• [Requirements]: Extract each line of the data and write it out again exactly.

**** Exercise inputs

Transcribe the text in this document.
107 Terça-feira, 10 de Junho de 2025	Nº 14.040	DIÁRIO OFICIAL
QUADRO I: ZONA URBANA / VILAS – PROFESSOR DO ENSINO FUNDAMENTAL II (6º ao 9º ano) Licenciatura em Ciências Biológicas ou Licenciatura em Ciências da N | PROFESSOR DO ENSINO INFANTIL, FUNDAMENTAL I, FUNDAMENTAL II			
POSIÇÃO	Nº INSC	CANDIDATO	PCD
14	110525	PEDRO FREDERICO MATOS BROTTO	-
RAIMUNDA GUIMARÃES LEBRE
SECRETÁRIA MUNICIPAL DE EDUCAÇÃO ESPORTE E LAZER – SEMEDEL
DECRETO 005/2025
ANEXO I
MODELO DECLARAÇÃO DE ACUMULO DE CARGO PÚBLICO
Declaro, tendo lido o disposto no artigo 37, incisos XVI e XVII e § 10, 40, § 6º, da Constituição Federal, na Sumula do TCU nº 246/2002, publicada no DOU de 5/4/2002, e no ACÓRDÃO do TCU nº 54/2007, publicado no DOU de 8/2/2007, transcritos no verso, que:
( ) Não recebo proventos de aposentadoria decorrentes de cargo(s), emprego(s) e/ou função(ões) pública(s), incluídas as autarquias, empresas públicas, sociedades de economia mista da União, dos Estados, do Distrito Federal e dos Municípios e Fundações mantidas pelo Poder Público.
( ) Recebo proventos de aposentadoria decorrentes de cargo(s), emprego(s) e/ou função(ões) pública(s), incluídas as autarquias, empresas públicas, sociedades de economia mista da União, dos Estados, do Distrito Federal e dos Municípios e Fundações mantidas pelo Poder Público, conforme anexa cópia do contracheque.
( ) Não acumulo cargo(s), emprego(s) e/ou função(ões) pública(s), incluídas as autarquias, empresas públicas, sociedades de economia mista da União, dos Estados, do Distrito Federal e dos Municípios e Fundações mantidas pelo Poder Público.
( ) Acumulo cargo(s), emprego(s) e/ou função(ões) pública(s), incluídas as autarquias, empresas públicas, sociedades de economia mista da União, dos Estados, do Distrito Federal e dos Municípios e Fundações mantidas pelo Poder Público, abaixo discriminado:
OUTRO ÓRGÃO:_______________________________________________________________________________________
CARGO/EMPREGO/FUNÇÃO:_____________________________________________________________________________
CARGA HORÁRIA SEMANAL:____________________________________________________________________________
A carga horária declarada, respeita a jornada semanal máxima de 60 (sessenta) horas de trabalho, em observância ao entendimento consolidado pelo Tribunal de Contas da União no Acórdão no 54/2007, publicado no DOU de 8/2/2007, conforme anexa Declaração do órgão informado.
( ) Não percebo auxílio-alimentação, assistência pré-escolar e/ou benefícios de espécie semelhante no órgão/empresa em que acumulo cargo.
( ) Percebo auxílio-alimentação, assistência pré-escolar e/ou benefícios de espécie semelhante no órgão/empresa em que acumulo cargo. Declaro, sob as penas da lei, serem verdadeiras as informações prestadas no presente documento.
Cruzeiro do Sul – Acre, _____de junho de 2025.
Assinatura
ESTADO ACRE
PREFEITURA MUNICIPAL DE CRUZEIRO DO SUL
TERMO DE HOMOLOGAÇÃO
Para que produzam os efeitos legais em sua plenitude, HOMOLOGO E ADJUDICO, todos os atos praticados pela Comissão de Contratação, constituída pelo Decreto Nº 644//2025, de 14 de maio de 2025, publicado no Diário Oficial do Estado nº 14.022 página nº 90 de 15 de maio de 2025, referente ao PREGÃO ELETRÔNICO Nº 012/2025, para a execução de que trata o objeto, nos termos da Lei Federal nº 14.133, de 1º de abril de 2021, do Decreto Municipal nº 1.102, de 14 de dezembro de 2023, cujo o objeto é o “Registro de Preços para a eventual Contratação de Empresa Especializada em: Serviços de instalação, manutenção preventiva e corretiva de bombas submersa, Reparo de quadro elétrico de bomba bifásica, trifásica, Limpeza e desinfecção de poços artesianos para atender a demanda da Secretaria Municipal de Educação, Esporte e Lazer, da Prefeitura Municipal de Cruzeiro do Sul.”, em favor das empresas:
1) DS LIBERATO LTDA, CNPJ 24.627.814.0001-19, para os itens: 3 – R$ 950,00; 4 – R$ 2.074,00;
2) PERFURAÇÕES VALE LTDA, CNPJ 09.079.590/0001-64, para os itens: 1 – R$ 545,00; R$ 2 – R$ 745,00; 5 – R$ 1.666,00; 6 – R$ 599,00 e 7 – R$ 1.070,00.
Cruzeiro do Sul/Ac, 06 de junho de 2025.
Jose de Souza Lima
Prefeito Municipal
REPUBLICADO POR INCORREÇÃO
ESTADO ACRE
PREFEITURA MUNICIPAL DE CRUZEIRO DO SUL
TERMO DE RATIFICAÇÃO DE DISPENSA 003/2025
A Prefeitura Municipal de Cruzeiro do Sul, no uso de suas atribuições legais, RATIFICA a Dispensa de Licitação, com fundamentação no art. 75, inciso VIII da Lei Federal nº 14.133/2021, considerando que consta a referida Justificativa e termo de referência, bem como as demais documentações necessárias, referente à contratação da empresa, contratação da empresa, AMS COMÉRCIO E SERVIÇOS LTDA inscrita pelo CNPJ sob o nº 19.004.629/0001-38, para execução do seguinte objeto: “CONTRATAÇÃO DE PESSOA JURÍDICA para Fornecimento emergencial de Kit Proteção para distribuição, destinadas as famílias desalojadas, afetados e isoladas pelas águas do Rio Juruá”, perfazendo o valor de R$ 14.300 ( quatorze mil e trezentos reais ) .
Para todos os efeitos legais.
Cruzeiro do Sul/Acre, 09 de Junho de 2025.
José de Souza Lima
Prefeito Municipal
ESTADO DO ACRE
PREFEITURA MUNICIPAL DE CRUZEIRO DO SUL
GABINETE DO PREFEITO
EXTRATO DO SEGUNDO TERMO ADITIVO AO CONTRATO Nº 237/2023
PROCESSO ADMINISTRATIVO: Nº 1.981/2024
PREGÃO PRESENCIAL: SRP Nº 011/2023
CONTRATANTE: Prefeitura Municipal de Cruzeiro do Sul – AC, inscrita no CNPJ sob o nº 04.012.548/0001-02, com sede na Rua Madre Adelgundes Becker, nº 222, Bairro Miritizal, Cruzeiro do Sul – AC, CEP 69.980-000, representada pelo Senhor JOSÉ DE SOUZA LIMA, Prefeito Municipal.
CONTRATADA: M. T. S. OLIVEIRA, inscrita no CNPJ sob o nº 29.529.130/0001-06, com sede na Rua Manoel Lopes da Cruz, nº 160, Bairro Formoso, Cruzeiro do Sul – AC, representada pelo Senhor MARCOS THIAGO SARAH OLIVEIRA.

********

• [Written solution]:
Transcribe the text in this document.
107 Terça-feira, 10 de Junho de 2025	Nº 14.040	DIÁRIO OFICIAL
QUADRO I: ZONA URBANA / VILAS – PROFESSOR DO ENSINO FUNDAMENTAL II (6º ao 9º ano) Licenciatura em Ciências Biológicas ou Licenciatura em Ciências da N | PROFESSOR DO ENSINO INFANTIL, FUNDAMENTAL I, FUNDAMENTAL II			
POSIÇÃO	Nº INSC	CANDIDATO	PCD
14	110525	PEDRO FREDERICO MATOS BROTTO	-
RAIMUNDA GUIMARÃES LEBRE
SECRETÁRIA MUNICIPAL DE EDUCAÇÃO ESPORTE E LAZER – SEMEDEL
DECRETO 005/2025
ANEXO I
MODELO DECLARAÇÃO DE ACUMULO DE CARGO PÚBLICO
Declaro, tendo lido o disposto no artigo 37, incisos XVI e XVII e § 10, 40, § 6º, da Constituição Federal, na Sumula do TCU nº 246/2002, publicada no DOU de 5/4/2002, e no ACÓRDÃO do TCU nº 54/2007, publicado no DOU de 8/2/2007, transcritos no verso, que:
( ) Não recebo proventos de aposentadoria decorrentes de cargo(s), emprego(s) e/ou função(ões) pública(s), incluídas as autarquias, empresas públicas, sociedades de economia mista da União, dos Estados, do Distrito Federal e dos Municípios e Fundações mantidas pelo Poder Público.
( ) Recebo proventos de aposentadoria decorrentes de cargo(s), emprego(s) e/ou função(ões) pública(s), incluídas as autarquias, empresas públicas, sociedades de economia mista da União, dos Estados, do Distrito Federal e dos Municípios e Fundações mantidas pelo Poder Público, conforme anexa cópia do contracheque.
( ) Não acumulo cargo(s), emprego(s) e/ou função(ões) pública(s), incluídas as autarquias, empresas públicas, sociedades de economia mista da União, dos Estados, do Distrito Federal e dos Municípios e Fundações mantidas pelo Poder Público.
( ) Acumulo cargo(s), emprego(s) e/ou função(ões) pública(s), incluídas as autarquias, empresas públicas, sociedades de economia mista da União, dos Estados, do Distrito Federal e dos Municípios e Fundações mantidas pelo Poder Público, abaixo discriminado:
OUTRO ÓRGÃO:_______________________________________________________________________________________
CARGO/EMPREGO/FUNÇÃO:_____________________________________________________________________________
CARGA HORÁRIA SEMANAL:____________________________________________________________________________
A carga horária declarada, respeita a jornada semanal máxima de 60 (sessenta) horas de trabalho, em observância ao entendimento consolidado pelo Tribunal de Contas da União no Acórdão no 54/2007, publicado no DOU de 8/2/2007, conforme anexa Declaração do órgão informado.
( ) Não percebo auxílio-alimentação, assistência pré-escolar e/ou benefícios de espécie semelhante no órgão/empresa em que acumulo cargo.
( ) Percebo auxílio-alimentação, assistência pré-escolar e/ou benefícios de espécie semelhante no órgão/empresa em que acumulo cargo. Declaro, sob as penas da lei, serem verdadeiras as informações prestadas no presente documento.
Cruzeiro do Sul – Acre, _____de junho de 2025.
Assinatura
ESTADO ACRE
PREFEITURA MUNICIPAL DE CRUZEIRO DO SUL
TERMO DE HOMOLOGAÇÃO
Para que produzam os efeitos legais em sua plenitude, HOMOLOGO E ADJUDICO, todos os atos praticados pela Comissão de Contratação, constituída pelo Decreto Nº 644//2025, de 14 de maio de 2025, publicado no Diário Oficial do Estado nº 14.022 página nº 90 de 15 de maio de 2025, referente ao PREGÃO ELETRÔNICO Nº 012/2025, para a execução de que trata o objeto, nos termos da Lei Federal nº 14.133, de 1º de abril de 2021, do Decreto Municipal nº 1.102, de 14 de dezembro de 2023, cujo o objeto é o “Registro de Preços para a eventual Contratação de Empresa Especializada em: Serviços de instalação, manutenção preventiva e corretiva de bombas submersa, Reparo de quadro elétrico de bomba bifásica, trifásica, Limpeza e desinfecção de poços artesianos para atender a demanda da Secretaria Municipal de Educação, Esporte e Lazer, da Prefeitura Municipal de Cruzeiro do Sul.”, em favor das empresas:
1) DS LIBERATO LTDA, CNPJ 24.627.814.0001-19, para os itens: 3 – R$ 950,00; 4 – R$ 2.074,00;
2) PERFURAÇÕES VALE LTDA, CNPJ 09.079.590/0001-64, para os itens: 1 – R$ 545,00; R$ 2 – R$ 745,00; 5 – R$ 1.666,00; 6 – R$ 599,00 e 7 – R$ 1.070,00.
Cruzeiro do Sul/Ac, 06 de junho de 2025.
Jose de Souza Lima
Prefeito Municipal
REPUBLICADO POR INCORREÇÃO
ESTADO ACRE
PREFEITURA MUNICIPAL DE CRUZEIRO DO SUL
TERMO DE RATIFICAÇÃO DE DISPENSA 003/2025
A Prefeitura Municipal de Cruzeiro do Sul, no uso de suas atribuições legais, RATIFICA a Dispensa de Licitação, com fundamentação no art. 75, inciso VIII da Lei Federal nº 14.133/2021, considerando que consta a referida Justificativa e termo de referência, bem como as demais documentações necessárias, referente à contratação da empresa, contratação da empresa, AMS COMÉRCIO E SERVIÇOS LTDA inscrita pelo CNPJ sob o nº 19.004.629/0001-38, para execução do seguinte objeto: “CONTRATAÇÃO DE PESSOA JURÍDICA para Fornecimento emergencial de Kit Proteção para distribuição, destinadas as famílias desalojadas, afetados e isoladas pelas águas do Rio Juruá”, perfazendo o valor de R$ 14.300 ( quatorze mil e trezentos reais ) .
Para todos os efeitos legais.
Cruzeiro do Sul/Acre, 09 de Junho de 2025.
José de Souza Lima
Prefeito Municipal
ESTADO DO ACRE
PREFEITURA MUNICIPAL DE CRUZEIRO DO SUL
GABINETE DO PREFEITO
EXTRATO DO SEGUNDO TERMO ADITIVO AO CONTRATO Nº 237/2023
PROCESSO ADMINISTRATIVO: Nº 1.981/2024
PREGÃO PRESENCIAL: SRP Nº 011/2023
CONTRATANTE: Prefeitura Municipal de Cruzeiro do Sul – AC, inscrita no CNPJ sob o nº 04.012.548/0001-02, com sede na Rua Madre Adelgundes Becker, nº 222, Bairro Miritizal, Cruzeiro do Sul – AC, CEP 69.980-000, representada pelo Senhor JOSÉ DE SOUZA LIMA, Prefeito Municipal.
CONTRATADA: M. T. S. OLIVEIRA, inscrita no CNPJ sob o nº 29.529.130/0001-06, com sede na Rua Manoel Lopes da Cruz, nº 160, Bairro Formoso, Cruzeiro do Sul – AC, representada pelo Senhor MARCOS THIAGO SARAH OLIVEIRA.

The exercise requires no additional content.